Short task — The answer is a single number: how many lines hold the string "source".

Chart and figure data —
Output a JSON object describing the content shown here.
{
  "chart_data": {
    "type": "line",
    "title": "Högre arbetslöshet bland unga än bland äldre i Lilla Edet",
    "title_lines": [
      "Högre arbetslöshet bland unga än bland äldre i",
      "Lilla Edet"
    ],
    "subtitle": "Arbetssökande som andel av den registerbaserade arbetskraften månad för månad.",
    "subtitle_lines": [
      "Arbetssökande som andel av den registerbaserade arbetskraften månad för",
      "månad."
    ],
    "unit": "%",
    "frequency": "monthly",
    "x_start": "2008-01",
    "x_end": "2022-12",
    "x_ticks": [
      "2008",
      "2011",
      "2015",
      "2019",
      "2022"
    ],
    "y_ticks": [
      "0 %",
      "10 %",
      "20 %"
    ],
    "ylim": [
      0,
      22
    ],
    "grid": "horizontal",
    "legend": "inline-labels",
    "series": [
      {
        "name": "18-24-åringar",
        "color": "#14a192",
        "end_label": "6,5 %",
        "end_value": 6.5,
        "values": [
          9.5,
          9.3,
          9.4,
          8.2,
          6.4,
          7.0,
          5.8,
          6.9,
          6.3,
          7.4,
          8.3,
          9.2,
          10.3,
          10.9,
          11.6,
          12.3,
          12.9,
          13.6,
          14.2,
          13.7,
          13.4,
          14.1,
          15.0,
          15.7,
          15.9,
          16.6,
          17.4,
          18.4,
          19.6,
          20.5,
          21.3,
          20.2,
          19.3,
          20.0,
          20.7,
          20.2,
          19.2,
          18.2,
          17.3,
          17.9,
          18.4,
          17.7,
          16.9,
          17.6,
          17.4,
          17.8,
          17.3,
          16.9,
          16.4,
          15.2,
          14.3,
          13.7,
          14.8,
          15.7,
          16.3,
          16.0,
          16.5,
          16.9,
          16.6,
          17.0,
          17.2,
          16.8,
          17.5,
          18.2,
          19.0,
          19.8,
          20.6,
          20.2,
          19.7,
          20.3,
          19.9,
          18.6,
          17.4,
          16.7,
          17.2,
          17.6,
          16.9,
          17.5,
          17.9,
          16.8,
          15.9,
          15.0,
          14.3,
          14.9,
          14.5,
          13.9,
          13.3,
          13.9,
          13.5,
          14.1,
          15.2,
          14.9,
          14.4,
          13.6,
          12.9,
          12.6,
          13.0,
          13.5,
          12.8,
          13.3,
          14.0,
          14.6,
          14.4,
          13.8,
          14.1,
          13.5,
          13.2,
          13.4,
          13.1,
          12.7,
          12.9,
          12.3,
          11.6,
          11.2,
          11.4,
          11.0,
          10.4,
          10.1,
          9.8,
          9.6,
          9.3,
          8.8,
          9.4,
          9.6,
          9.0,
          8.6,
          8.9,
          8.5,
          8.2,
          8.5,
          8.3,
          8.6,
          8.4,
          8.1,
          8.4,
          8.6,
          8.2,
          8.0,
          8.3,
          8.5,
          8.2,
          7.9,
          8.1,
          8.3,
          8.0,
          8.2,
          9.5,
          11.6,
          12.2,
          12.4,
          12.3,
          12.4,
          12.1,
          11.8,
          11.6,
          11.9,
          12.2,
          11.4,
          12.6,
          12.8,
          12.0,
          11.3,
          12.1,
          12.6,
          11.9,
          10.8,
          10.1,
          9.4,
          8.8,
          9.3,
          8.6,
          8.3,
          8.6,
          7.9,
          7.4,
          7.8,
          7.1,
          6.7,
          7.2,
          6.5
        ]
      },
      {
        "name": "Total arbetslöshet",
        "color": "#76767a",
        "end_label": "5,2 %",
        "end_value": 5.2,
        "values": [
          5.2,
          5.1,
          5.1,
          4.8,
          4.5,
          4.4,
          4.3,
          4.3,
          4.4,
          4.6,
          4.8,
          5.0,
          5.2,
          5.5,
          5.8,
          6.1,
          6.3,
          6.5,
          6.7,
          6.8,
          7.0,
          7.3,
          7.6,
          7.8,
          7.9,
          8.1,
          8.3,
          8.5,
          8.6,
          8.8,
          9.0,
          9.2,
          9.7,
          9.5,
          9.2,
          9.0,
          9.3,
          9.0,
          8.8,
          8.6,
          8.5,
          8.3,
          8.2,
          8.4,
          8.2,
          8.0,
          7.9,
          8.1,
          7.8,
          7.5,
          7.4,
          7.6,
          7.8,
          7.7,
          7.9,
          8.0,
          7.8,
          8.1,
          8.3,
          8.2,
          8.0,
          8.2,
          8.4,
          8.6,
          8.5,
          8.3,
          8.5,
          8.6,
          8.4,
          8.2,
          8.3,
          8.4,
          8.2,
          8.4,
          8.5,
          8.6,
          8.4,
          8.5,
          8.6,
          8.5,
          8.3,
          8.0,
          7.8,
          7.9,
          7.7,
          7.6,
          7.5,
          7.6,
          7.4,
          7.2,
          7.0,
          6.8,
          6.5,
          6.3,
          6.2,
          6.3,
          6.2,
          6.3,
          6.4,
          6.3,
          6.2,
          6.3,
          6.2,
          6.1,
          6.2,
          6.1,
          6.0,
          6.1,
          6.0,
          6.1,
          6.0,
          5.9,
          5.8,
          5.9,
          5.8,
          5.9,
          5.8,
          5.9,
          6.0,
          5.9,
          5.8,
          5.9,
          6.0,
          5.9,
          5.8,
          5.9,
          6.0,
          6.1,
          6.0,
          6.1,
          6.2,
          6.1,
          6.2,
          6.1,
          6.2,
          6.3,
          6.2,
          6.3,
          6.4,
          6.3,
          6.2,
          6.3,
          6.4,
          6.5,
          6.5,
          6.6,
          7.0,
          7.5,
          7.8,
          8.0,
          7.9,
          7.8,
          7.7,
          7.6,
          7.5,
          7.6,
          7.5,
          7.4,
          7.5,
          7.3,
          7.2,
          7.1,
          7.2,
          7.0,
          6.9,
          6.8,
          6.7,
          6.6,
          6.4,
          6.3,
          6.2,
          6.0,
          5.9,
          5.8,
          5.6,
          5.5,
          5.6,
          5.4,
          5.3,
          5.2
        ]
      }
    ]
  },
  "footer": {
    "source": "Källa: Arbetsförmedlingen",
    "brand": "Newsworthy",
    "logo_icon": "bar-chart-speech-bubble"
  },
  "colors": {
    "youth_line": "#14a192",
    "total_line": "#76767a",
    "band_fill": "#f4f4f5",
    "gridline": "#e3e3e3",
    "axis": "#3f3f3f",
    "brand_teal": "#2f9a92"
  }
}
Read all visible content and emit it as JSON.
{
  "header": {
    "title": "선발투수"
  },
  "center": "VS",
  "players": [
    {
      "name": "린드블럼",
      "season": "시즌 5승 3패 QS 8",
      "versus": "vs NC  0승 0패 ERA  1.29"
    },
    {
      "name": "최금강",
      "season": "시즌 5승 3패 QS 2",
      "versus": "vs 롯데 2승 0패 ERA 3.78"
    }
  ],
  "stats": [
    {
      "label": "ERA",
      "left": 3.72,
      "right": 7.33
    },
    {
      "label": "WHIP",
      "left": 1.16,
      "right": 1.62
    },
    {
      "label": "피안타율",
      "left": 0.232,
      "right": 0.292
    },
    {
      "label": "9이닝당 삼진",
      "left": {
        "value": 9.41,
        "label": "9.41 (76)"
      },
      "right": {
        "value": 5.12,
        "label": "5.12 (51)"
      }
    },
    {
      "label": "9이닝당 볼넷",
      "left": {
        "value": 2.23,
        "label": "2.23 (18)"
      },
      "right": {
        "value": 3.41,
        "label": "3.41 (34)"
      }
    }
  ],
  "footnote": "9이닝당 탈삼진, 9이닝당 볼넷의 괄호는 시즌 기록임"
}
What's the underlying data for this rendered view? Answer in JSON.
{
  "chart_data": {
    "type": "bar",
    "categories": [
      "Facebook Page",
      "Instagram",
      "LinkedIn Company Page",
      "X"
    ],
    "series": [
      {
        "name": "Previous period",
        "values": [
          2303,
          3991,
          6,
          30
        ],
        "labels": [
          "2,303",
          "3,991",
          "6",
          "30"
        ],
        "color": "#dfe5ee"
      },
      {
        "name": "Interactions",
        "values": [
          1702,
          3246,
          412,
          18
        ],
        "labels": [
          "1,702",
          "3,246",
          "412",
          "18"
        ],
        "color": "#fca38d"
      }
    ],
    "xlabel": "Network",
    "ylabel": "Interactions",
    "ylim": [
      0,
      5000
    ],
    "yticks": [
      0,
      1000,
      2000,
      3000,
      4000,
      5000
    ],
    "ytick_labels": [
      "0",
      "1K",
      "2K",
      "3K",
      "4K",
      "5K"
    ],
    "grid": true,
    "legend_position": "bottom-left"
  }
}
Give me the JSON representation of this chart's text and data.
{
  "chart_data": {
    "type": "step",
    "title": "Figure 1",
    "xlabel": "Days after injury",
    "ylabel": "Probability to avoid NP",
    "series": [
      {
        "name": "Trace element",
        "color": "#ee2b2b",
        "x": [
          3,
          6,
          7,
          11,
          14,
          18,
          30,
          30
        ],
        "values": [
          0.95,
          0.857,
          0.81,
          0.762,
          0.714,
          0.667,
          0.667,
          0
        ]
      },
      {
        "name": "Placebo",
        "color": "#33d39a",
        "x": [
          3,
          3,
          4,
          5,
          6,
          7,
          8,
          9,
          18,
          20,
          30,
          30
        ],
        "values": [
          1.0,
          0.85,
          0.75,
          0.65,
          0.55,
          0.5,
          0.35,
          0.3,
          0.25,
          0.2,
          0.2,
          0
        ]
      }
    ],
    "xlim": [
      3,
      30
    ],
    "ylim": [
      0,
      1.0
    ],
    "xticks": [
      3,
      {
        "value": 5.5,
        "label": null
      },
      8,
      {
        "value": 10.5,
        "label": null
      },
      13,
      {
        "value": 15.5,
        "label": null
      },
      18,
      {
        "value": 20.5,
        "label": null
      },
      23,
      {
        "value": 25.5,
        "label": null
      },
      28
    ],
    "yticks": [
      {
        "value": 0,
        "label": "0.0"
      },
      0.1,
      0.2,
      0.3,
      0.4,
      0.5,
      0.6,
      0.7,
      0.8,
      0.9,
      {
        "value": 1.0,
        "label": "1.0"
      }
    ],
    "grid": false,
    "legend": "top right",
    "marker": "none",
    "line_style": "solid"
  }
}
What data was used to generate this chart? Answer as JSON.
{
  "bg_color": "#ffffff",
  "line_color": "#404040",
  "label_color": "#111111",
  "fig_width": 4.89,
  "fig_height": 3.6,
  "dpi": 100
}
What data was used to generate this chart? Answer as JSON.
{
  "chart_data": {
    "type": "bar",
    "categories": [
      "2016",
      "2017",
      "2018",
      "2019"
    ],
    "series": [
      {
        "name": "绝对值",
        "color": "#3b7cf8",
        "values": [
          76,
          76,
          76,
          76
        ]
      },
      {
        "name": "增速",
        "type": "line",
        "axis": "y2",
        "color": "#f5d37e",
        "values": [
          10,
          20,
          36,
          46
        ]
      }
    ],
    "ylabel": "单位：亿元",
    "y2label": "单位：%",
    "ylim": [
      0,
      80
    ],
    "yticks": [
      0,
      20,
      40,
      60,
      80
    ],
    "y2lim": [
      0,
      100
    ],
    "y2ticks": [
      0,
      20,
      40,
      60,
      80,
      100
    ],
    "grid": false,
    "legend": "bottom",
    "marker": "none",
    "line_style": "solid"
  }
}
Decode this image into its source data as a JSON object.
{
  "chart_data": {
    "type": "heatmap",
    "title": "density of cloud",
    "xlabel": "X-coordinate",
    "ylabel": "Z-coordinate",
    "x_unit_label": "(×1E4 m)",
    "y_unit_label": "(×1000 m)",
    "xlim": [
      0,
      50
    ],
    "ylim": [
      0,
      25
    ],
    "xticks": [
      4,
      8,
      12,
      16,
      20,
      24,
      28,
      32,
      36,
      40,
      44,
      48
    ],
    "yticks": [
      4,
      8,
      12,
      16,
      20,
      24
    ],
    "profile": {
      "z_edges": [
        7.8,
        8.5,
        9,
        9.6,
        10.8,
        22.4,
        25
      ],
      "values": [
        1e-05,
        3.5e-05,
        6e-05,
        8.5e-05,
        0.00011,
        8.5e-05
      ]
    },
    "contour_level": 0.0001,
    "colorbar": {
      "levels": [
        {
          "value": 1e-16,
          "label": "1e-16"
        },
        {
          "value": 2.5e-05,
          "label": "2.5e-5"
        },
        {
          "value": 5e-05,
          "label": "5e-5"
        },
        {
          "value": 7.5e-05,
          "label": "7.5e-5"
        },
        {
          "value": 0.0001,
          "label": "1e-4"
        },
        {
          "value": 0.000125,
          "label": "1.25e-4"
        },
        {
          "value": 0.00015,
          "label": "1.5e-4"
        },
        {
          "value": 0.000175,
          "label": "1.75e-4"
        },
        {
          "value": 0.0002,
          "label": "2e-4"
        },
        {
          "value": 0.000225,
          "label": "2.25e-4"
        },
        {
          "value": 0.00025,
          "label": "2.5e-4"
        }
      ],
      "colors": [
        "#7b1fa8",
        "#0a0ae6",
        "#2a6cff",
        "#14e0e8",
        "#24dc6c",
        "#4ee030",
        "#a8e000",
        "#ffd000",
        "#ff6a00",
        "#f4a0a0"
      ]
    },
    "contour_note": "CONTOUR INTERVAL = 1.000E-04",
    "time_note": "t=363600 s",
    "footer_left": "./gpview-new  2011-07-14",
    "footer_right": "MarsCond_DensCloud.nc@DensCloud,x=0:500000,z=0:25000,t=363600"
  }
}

Result of this task — 2